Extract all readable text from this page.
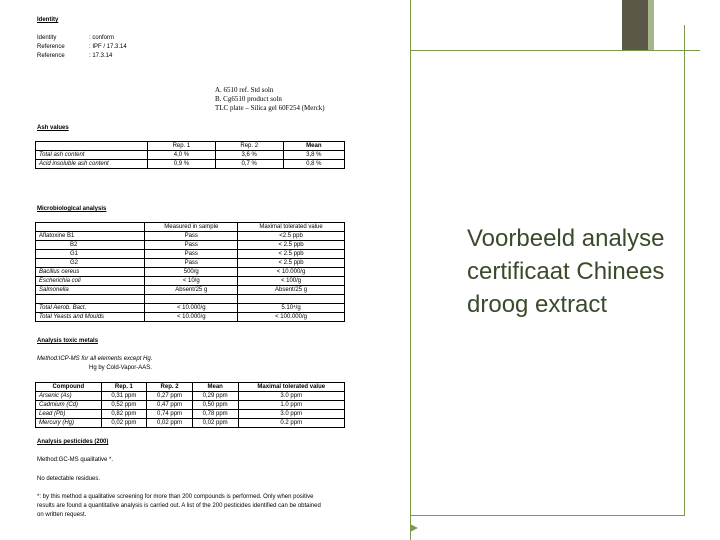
Voorbeeld analyse
certificaat Chinees
droog extract
Identity
Identity	: conform
Reference	: IPF / 17.3.14
Reference	: 17.3.14
A. 6510 ref. Std soln
B. Cg6510 product soln
TLC plate – Silica gel 60F254 (Merck)
Ash values
	Rep. 1	Rep. 2	Mean
Total ash content	4,0 %	3,6 %	3,8 %
Acid insoluble ash content	0,9 %	0,7 %	0,8 %
Microbiological analysis
	Measured in sample	Maximal tolerated value
Aflatoxine B1	Pass	<2.5 ppb
B2	Pass	< 2.5 ppb
G1	Pass	< 2.5 ppb
G2	Pass	< 2.5 ppb
Bacillus cereus	500/g	< 10.000/g
Escherichia coli	< 10/g	< 100/g
Salmonella	Absent/25 g	Absent/25 g

Total Aerob. Bact.	< 10.000/g	5.10⁴/g
Total Yeasts and Moulds	< 10.000/g	< 100.000/g
Analysis toxic metals
Method:ICP-MS for all elements except Hg.
Hg by Cold-Vapor-AAS.
Compound	Rep. 1	Rep. 2	Mean	Maximal tolerated value
Arsenic (As)	0,31 ppm	0,27 ppm	0,29 ppm	3.0 ppm
Cadmium (Cd)	0,52 ppm	0,47 ppm	0,50 ppm	1.0 ppm
Lead (Pb)	0,82 ppm	0,74 ppm	0,78 ppm	3.0 ppm
Mercury (Hg)	0,02 ppm	0,02 ppm	0,02 ppm	0.2 ppm
Analysis pesticides (200)
Method:GC-MS qualitative *.
No detectable residues.
*: by this method a qualitative screening for more than 200 compounds is performed. Only when positive
results are found a quantitative analysis is carried out. A list of the 200 pesticides identified can be obtained
on written request.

**What to produce:** Reproduce the whole listing above word for word, but not its pictures.

**The completed task:**
Extract all readable text from this page.
Voorbeeld analyse
certificaat Chinees
droog extract
Identity
Identity	: conform
Reference	: IPF / 17.3.14
Reference	: 17.3.14
A. 6510 ref. Std soln
B. Cg6510 product soln
TLC plate – Silica gel 60F254 (Merck)
Ash values
	Rep. 1	Rep. 2	Mean
Total ash content	4,0 %	3,6 %	3,8 %
Acid insoluble ash content	0,9 %	0,7 %	0,8 %
Microbiological analysis
	Measured in sample	Maximal tolerated value
Aflatoxine B1	Pass	<2.5 ppb
B2	Pass	< 2.5 ppb
G1	Pass	< 2.5 ppb
G2	Pass	< 2.5 ppb
Bacillus cereus	500/g	< 10.000/g
Escherichia coli	< 10/g	< 100/g
Salmonella	Absent/25 g	Absent/25 g

Total Aerob. Bact.	< 10.000/g	5.10⁴/g
Total Yeasts and Moulds	< 10.000/g	< 100.000/g
Analysis toxic metals
Method:ICP-MS for all elements except Hg.
Hg by Cold-Vapor-AAS.
Compound	Rep. 1	Rep. 2	Mean	Maximal tolerated value
Arsenic (As)	0,31 ppm	0,27 ppm	0,29 ppm	3.0 ppm
Cadmium (Cd)	0,52 ppm	0,47 ppm	0,50 ppm	1.0 ppm
Lead (Pb)	0,82 ppm	0,74 ppm	0,78 ppm	3.0 ppm
Mercury (Hg)	0,02 ppm	0,02 ppm	0,02 ppm	0.2 ppm
Analysis pesticides (200)
Method:GC-MS qualitative *.
No detectable residues.
*: by this method a qualitative screening for more than 200 compounds is performed. Only when positive
results are found a quantitative analysis is carried out. A list of the 200 pesticides identified can be obtained
on written request.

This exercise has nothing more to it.